[Dataset records]
** BEGIN **

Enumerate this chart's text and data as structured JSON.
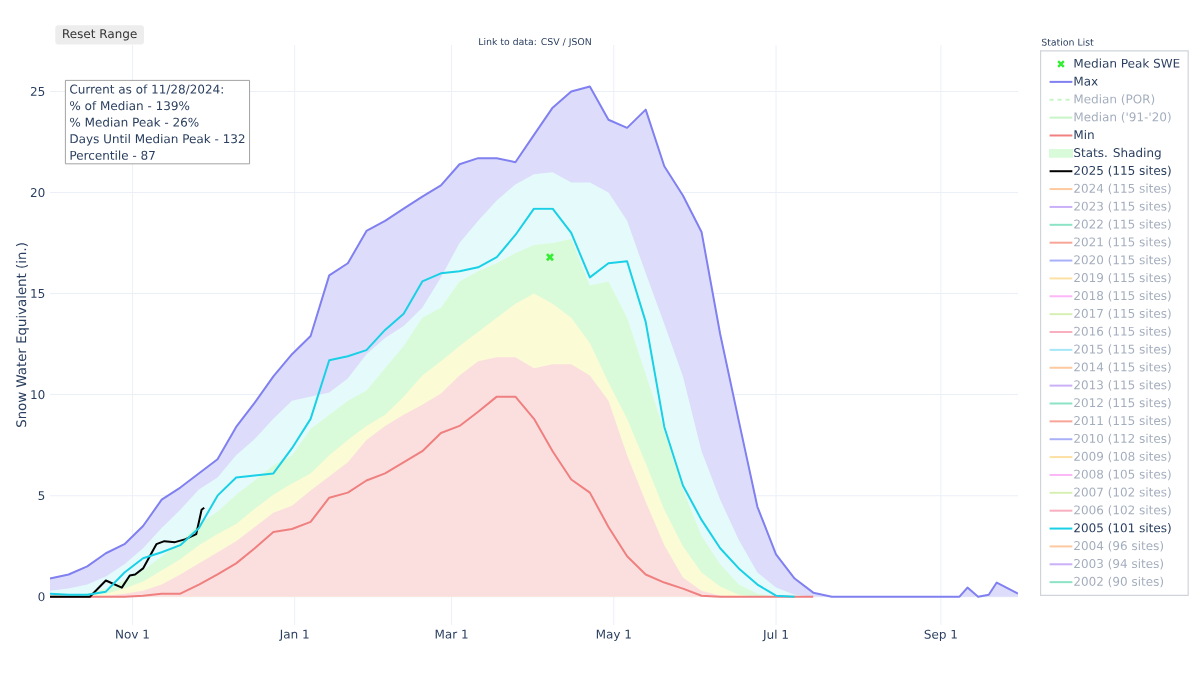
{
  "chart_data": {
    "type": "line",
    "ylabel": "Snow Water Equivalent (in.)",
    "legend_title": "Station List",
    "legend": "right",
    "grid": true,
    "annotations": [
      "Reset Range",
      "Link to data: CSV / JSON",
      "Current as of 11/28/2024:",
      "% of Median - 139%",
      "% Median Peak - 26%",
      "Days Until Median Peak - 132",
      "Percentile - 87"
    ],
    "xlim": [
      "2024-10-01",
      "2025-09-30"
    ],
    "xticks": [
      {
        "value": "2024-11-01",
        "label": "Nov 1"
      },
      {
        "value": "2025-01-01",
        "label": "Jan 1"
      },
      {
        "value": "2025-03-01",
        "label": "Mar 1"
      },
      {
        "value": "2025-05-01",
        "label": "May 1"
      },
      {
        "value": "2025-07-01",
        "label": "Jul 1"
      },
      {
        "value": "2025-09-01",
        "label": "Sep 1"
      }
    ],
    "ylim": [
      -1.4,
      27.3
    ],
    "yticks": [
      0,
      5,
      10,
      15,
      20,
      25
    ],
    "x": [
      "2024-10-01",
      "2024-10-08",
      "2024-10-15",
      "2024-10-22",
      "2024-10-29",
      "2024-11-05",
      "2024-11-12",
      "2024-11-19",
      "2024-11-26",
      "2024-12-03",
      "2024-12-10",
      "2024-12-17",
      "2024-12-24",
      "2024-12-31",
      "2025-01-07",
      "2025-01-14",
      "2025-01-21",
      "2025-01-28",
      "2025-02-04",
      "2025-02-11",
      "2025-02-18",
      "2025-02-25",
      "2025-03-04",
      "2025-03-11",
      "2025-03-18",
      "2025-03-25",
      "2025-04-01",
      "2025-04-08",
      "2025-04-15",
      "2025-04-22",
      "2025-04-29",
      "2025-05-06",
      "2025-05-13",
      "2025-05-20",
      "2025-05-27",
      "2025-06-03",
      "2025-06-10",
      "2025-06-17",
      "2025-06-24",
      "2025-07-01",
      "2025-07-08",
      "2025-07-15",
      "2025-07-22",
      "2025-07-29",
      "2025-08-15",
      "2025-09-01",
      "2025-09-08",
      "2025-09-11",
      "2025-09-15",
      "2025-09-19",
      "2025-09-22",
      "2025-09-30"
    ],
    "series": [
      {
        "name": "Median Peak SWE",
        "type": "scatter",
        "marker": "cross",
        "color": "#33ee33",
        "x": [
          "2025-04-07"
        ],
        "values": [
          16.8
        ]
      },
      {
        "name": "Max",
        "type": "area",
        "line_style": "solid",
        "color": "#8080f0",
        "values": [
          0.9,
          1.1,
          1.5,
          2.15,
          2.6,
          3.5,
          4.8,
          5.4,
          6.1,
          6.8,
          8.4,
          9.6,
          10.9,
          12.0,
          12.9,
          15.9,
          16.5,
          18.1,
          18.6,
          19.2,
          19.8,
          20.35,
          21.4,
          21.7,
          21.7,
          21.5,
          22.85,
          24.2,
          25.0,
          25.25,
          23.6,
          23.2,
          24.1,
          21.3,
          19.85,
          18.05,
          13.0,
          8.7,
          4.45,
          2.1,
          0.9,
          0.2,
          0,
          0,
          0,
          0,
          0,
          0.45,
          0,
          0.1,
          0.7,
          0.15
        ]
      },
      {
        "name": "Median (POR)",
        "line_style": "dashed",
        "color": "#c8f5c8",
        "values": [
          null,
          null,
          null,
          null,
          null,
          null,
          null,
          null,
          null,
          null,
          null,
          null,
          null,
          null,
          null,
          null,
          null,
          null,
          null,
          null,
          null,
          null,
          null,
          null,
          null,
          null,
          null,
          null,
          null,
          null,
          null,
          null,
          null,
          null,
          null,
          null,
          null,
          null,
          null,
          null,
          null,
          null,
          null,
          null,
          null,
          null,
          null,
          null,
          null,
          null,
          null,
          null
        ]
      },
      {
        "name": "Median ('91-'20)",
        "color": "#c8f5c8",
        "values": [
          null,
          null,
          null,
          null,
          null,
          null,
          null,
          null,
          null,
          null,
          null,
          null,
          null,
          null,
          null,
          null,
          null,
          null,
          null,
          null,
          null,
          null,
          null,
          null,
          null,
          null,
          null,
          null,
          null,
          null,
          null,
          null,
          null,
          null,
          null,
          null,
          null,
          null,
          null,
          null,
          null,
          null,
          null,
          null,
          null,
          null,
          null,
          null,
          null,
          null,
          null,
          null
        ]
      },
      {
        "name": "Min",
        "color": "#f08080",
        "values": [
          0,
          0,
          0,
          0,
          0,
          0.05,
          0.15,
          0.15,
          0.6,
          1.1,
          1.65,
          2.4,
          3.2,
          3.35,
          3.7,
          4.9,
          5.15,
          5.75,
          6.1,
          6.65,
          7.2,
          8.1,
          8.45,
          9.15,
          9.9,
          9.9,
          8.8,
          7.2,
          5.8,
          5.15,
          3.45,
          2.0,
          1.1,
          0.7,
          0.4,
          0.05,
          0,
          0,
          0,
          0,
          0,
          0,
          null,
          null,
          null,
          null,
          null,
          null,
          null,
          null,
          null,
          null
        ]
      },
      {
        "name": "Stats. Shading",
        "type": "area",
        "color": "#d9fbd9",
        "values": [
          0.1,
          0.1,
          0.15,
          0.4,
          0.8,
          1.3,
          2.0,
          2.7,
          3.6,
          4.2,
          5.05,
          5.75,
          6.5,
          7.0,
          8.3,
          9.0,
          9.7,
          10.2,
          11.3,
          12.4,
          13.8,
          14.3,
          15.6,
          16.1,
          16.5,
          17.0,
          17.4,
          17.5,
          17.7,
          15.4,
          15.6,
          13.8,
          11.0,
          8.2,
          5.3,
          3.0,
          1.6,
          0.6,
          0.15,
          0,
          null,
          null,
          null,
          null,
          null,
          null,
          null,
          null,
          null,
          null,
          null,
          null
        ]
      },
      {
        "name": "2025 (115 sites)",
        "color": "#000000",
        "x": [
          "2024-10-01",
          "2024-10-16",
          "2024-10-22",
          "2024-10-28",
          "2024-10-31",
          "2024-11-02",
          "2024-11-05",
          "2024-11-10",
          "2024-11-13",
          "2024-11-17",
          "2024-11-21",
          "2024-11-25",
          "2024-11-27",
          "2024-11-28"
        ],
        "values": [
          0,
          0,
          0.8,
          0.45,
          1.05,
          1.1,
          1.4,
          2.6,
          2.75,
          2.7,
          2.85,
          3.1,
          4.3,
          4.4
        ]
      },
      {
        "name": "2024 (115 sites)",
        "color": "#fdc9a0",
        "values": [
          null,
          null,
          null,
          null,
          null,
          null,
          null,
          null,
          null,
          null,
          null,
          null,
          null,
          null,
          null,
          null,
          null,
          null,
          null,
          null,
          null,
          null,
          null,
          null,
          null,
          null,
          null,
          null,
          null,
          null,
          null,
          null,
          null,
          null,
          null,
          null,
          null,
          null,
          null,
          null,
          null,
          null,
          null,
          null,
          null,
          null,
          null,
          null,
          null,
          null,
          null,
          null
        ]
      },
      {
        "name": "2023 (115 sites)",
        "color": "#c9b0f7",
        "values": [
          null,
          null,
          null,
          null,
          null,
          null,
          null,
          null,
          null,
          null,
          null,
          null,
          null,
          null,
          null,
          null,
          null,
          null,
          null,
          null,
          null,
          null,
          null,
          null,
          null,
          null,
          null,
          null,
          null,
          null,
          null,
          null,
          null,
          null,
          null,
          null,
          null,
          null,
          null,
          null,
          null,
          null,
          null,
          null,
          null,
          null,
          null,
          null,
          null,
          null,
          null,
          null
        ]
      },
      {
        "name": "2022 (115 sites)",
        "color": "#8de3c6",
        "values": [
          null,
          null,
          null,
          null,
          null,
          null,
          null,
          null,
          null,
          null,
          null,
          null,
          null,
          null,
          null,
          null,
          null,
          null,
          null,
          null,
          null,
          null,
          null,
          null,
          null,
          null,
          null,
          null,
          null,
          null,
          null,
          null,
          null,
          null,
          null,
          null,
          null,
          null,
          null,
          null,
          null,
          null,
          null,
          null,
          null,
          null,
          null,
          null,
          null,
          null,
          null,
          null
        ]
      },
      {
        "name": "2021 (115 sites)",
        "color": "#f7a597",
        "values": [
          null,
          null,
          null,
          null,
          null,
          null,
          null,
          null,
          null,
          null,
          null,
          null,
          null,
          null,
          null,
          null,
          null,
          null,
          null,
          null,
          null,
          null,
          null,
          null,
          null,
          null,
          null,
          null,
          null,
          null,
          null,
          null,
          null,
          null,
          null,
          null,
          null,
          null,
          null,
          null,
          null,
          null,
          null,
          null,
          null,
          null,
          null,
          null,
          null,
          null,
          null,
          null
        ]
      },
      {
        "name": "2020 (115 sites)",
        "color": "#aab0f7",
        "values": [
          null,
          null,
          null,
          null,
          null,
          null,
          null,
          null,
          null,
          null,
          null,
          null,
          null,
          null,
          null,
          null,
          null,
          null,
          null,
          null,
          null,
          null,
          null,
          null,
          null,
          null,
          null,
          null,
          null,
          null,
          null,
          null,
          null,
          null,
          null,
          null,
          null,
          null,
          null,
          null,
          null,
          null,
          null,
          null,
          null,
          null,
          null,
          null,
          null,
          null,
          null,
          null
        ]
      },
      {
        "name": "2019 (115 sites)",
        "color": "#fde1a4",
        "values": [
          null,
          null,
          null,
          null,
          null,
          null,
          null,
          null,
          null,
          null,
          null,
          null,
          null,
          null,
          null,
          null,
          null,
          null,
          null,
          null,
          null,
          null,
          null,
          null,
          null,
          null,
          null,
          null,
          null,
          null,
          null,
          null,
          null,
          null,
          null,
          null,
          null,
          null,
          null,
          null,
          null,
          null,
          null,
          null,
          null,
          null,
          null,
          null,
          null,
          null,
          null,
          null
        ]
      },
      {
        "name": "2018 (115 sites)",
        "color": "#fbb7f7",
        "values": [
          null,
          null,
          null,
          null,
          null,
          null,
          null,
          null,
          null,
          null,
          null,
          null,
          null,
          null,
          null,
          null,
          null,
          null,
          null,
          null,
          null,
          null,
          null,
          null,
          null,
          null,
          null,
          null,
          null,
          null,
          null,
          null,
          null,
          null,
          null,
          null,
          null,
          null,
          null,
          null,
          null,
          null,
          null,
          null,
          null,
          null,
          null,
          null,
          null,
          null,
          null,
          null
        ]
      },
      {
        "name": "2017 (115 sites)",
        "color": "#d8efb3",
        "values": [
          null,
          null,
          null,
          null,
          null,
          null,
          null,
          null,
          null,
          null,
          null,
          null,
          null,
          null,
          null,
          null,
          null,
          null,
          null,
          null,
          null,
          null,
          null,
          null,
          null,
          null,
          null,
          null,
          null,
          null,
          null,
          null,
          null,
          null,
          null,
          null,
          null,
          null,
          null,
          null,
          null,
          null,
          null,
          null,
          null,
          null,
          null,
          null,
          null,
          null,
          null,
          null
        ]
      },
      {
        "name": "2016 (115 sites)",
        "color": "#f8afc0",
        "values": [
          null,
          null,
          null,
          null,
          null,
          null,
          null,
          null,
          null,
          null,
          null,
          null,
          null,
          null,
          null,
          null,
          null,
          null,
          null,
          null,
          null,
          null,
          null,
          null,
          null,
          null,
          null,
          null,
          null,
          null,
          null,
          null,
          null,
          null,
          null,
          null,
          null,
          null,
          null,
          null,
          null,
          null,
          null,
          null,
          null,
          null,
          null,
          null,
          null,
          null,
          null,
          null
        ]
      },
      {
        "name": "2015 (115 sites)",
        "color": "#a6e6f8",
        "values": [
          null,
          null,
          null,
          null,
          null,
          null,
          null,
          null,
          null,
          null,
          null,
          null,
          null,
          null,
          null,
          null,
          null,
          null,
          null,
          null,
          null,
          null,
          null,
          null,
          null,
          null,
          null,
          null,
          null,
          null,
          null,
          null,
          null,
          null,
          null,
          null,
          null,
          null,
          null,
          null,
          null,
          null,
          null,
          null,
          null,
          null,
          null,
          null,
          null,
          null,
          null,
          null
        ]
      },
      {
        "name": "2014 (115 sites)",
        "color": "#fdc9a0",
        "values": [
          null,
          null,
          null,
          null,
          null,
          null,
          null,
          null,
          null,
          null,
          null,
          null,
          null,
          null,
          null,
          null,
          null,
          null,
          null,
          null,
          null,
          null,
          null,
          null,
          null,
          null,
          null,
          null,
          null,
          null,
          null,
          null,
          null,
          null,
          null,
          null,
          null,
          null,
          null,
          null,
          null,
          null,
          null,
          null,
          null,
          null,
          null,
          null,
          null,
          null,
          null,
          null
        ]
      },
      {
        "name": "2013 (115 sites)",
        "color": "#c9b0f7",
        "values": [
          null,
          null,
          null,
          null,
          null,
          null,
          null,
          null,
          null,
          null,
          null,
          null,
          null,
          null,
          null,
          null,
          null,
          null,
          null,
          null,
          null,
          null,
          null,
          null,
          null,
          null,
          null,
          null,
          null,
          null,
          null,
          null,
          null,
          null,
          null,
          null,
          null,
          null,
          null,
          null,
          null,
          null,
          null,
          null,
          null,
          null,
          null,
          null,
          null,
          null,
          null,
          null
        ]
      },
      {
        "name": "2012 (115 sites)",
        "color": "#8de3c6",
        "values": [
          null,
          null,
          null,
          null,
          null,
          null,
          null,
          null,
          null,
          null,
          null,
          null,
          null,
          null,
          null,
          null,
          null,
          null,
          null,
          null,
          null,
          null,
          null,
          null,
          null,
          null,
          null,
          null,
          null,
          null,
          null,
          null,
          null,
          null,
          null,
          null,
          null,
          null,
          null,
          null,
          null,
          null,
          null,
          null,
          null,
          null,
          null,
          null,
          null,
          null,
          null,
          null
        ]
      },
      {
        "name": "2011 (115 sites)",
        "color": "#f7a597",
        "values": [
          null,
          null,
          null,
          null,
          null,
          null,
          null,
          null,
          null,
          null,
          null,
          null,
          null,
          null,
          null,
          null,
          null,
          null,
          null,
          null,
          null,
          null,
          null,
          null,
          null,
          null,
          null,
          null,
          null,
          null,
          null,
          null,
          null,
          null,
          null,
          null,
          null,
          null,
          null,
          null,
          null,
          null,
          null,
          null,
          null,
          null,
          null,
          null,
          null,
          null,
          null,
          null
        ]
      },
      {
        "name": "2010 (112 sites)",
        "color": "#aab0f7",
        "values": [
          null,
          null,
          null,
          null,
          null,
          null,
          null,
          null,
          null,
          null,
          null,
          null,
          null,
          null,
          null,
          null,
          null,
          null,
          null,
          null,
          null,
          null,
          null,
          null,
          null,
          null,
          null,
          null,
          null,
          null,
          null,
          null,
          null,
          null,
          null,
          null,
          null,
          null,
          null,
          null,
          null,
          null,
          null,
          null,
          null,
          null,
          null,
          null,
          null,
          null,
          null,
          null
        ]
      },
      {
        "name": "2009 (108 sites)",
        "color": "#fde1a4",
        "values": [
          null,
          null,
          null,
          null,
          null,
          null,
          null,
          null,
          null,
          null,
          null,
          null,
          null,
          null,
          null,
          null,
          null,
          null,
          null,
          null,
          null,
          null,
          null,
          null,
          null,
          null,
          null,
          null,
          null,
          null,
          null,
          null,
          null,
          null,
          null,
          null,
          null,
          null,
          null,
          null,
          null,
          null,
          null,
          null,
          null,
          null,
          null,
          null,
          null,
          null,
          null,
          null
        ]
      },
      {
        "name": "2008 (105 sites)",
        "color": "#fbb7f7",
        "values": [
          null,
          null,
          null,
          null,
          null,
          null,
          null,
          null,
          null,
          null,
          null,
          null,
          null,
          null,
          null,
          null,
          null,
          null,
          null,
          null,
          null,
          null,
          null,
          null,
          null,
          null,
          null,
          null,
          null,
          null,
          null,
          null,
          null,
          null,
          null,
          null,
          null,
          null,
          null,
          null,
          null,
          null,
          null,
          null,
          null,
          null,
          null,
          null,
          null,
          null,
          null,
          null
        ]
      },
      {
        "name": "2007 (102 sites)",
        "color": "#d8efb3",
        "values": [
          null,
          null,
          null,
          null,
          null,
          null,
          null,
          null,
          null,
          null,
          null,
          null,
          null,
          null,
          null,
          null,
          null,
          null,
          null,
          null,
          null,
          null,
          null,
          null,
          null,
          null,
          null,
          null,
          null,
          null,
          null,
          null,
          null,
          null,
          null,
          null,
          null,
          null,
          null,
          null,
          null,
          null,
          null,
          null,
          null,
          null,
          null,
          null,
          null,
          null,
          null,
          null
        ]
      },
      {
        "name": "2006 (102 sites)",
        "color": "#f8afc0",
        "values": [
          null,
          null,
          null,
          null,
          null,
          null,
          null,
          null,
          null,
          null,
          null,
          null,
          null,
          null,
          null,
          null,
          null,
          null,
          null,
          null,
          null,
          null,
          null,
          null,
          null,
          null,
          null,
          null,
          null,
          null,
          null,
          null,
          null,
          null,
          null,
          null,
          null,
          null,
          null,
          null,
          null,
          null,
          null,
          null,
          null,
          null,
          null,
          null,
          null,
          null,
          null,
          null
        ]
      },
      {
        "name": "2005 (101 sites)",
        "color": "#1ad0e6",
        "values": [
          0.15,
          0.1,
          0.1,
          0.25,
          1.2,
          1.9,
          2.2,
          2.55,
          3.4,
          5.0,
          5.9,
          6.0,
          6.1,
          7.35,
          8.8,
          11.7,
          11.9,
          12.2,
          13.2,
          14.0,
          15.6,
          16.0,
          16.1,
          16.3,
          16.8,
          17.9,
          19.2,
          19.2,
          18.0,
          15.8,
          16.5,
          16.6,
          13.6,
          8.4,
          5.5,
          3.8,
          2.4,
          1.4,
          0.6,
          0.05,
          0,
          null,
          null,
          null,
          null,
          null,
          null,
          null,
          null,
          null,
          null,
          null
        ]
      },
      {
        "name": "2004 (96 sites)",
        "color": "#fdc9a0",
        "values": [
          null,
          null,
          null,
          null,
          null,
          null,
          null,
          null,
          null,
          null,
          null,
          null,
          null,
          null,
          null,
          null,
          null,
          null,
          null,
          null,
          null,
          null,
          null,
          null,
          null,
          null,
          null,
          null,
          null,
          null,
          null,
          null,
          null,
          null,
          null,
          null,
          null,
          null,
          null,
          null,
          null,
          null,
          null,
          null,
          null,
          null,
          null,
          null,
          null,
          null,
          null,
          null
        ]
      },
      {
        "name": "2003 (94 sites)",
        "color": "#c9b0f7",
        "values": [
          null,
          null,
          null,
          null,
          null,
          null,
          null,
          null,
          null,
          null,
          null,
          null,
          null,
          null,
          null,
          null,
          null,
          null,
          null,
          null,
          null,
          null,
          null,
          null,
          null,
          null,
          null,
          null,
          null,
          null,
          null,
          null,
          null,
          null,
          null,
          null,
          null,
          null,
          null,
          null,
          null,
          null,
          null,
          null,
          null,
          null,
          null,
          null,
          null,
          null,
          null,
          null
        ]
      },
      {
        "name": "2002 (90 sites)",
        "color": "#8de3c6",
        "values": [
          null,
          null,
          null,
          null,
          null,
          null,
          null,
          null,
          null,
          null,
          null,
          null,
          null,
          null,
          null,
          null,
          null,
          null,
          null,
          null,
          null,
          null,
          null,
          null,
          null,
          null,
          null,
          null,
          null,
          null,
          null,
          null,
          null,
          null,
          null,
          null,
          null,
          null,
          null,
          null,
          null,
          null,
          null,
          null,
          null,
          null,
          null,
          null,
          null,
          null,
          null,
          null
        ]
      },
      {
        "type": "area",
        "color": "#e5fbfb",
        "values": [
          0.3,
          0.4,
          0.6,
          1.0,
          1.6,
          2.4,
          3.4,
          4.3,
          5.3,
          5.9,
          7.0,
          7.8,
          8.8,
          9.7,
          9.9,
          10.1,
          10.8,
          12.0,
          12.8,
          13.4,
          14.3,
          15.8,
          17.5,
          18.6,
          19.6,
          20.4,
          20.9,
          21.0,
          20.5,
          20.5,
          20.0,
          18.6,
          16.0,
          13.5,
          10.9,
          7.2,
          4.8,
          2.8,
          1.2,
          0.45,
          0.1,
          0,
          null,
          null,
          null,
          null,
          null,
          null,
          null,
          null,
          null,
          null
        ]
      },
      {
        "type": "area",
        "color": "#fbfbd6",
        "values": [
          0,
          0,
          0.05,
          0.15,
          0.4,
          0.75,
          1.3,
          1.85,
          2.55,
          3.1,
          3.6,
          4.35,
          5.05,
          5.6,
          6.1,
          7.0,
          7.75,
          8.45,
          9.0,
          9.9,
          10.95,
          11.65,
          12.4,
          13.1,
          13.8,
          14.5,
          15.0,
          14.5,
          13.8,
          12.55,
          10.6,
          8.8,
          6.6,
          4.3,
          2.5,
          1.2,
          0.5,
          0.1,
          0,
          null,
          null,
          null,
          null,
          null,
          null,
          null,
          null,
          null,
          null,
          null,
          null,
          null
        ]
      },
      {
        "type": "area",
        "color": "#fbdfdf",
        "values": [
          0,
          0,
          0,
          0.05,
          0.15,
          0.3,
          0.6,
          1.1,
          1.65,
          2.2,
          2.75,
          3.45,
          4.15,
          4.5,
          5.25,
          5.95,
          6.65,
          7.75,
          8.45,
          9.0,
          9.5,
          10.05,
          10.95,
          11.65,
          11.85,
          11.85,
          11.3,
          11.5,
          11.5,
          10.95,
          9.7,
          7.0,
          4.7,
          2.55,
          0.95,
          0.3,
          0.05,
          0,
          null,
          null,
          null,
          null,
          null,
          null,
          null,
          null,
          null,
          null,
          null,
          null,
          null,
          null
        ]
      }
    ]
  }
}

** END **
** BEGIN **

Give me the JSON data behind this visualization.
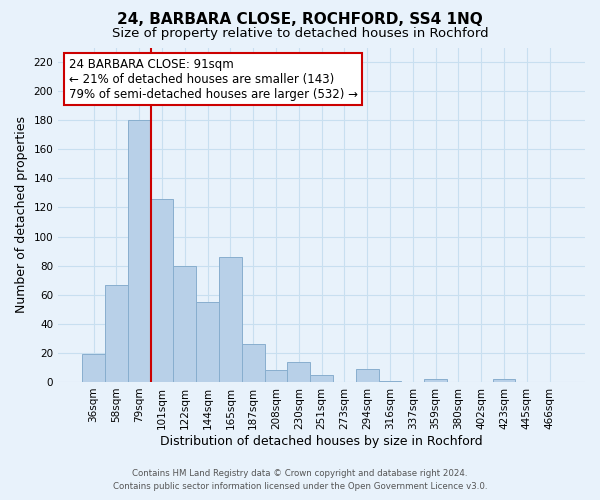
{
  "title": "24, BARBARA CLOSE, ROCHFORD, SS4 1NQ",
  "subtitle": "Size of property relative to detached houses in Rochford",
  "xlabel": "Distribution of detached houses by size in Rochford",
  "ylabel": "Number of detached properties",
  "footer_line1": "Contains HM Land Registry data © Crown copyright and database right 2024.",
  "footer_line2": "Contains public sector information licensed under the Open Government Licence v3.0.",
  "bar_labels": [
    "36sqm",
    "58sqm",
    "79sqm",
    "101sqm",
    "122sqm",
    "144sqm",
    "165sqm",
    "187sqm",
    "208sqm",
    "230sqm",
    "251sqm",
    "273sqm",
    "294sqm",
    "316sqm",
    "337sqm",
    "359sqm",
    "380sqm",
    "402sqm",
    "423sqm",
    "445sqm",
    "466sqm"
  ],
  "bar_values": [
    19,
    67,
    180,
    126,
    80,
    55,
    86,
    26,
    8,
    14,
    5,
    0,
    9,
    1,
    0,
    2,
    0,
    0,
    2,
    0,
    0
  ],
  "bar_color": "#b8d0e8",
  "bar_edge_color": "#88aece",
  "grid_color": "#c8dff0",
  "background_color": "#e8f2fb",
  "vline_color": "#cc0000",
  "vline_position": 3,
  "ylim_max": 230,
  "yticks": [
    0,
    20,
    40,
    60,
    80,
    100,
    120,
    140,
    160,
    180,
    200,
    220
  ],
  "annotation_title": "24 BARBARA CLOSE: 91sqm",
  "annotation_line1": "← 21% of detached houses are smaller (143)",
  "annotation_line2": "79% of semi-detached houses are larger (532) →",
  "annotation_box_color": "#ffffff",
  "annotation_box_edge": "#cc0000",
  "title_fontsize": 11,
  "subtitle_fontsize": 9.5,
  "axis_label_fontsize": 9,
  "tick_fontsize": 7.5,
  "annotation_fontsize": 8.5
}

** END **

_Exercise objective_
Which lines above contain "right"? Show each of them.

_Complete answer_
    "legend": "right",
  "footer_line1": "Contains HM Land Registry data © Crown copyright and database right 2024.",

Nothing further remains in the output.